■ Task statement
Lift out all lines below that contain "value".

=-=-=

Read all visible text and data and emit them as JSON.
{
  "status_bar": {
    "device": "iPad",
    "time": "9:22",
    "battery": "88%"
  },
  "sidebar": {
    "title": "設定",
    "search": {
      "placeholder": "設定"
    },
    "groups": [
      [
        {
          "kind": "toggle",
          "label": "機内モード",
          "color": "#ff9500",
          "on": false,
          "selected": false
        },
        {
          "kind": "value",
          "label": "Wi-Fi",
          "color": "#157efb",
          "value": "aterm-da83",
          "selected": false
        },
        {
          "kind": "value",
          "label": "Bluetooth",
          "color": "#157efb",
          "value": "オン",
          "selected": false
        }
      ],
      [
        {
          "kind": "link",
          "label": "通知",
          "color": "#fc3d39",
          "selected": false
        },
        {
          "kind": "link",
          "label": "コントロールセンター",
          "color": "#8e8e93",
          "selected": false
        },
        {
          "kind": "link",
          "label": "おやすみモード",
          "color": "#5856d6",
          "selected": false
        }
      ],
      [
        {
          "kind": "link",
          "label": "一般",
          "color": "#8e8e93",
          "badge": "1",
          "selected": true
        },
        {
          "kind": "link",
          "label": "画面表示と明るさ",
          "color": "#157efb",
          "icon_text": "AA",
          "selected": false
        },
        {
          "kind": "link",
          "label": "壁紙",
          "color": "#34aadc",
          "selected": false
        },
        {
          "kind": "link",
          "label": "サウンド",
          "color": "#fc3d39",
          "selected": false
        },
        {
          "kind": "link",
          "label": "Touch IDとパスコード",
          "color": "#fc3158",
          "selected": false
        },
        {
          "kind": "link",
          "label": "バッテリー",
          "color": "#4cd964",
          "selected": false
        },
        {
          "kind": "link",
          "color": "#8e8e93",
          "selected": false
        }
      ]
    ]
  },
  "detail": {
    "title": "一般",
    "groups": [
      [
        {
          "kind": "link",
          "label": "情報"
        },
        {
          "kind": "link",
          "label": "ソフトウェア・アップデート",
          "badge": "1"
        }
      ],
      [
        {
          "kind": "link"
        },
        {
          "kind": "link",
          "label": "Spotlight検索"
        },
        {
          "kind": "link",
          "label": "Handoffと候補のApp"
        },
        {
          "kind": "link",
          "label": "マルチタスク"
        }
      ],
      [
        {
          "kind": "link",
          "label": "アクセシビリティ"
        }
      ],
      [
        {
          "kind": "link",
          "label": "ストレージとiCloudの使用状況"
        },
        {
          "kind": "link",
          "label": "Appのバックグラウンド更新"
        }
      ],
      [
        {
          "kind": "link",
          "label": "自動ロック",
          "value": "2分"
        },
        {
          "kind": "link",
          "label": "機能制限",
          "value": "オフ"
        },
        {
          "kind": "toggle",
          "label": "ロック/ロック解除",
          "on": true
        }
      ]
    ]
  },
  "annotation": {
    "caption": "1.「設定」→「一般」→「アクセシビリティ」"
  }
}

=-=-=

■ Problem solution
          "kind": "value",
          "value": "aterm-da83",
          "kind": "value",
          "value": "オン",
          "value": "2分"
          "value": "オフ"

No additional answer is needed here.